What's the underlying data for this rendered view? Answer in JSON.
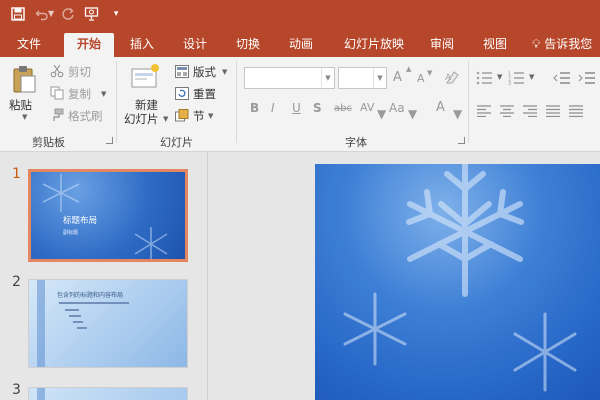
{
  "quick_access": {
    "save_icon": "save-icon",
    "undo_icon": "undo-icon",
    "redo_icon": "redo-icon",
    "present_icon": "present-from-start-icon",
    "customize_icon": "customize-qat-icon"
  },
  "tabs": [
    {
      "label": "文件"
    },
    {
      "label": "开始"
    },
    {
      "label": "插入"
    },
    {
      "label": "设计"
    },
    {
      "label": "切换"
    },
    {
      "label": "动画"
    },
    {
      "label": "幻灯片放映"
    },
    {
      "label": "审阅"
    },
    {
      "label": "视图"
    }
  ],
  "active_tab": "开始",
  "tell_me": "告诉我您",
  "ribbon": {
    "clipboard": {
      "paste": "粘贴",
      "cut": "剪切",
      "copy": "复制",
      "format_painter": "格式刷",
      "group": "剪贴板"
    },
    "slides": {
      "new_slide_line1": "新建",
      "new_slide_line2": "幻灯片",
      "layout": "版式",
      "reset": "重置",
      "section": "节",
      "group": "幻灯片"
    },
    "font": {
      "font_name": "",
      "font_size": "",
      "bold": "B",
      "italic": "I",
      "underline": "U",
      "shadow": "S",
      "strikethrough": "abc",
      "spacing": "AV",
      "change_case": "Aa",
      "font_color": "A",
      "grow": "A",
      "shrink": "A",
      "group": "字体"
    }
  },
  "slides": [
    {
      "number": "1",
      "title": "标题布局",
      "subtitle": "副标题"
    },
    {
      "number": "2",
      "title": "包含列的标题和内容布局"
    },
    {
      "number": "3"
    }
  ],
  "colors": {
    "accent": "#b7472a",
    "ribbon_bg": "#f3f3f3",
    "selection_border": "#e4865f"
  }
}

# TASK DIRECTIONS:
Could you reproduce every record above exactly, leaving out the pictures?

# FINAL RESULT:
What's the underlying data for this rendered view? Answer in JSON.
{
  "quick_access": {
    "save_icon": "save-icon",
    "undo_icon": "undo-icon",
    "redo_icon": "redo-icon",
    "present_icon": "present-from-start-icon",
    "customize_icon": "customize-qat-icon"
  },
  "tabs": [
    {
      "label": "文件"
    },
    {
      "label": "开始"
    },
    {
      "label": "插入"
    },
    {
      "label": "设计"
    },
    {
      "label": "切换"
    },
    {
      "label": "动画"
    },
    {
      "label": "幻灯片放映"
    },
    {
      "label": "审阅"
    },
    {
      "label": "视图"
    }
  ],
  "active_tab": "开始",
  "tell_me": "告诉我您",
  "ribbon": {
    "clipboard": {
      "paste": "粘贴",
      "cut": "剪切",
      "copy": "复制",
      "format_painter": "格式刷",
      "group": "剪贴板"
    },
    "slides": {
      "new_slide_line1": "新建",
      "new_slide_line2": "幻灯片",
      "layout": "版式",
      "reset": "重置",
      "section": "节",
      "group": "幻灯片"
    },
    "font": {
      "font_name": "",
      "font_size": "",
      "bold": "B",
      "italic": "I",
      "underline": "U",
      "shadow": "S",
      "strikethrough": "abc",
      "spacing": "AV",
      "change_case": "Aa",
      "font_color": "A",
      "grow": "A",
      "shrink": "A",
      "group": "字体"
    }
  },
  "slides": [
    {
      "number": "1",
      "title": "标题布局",
      "subtitle": "副标题"
    },
    {
      "number": "2",
      "title": "包含列的标题和内容布局"
    },
    {
      "number": "3"
    }
  ],
  "colors": {
    "accent": "#b7472a",
    "ribbon_bg": "#f3f3f3",
    "selection_border": "#e4865f"
  }
}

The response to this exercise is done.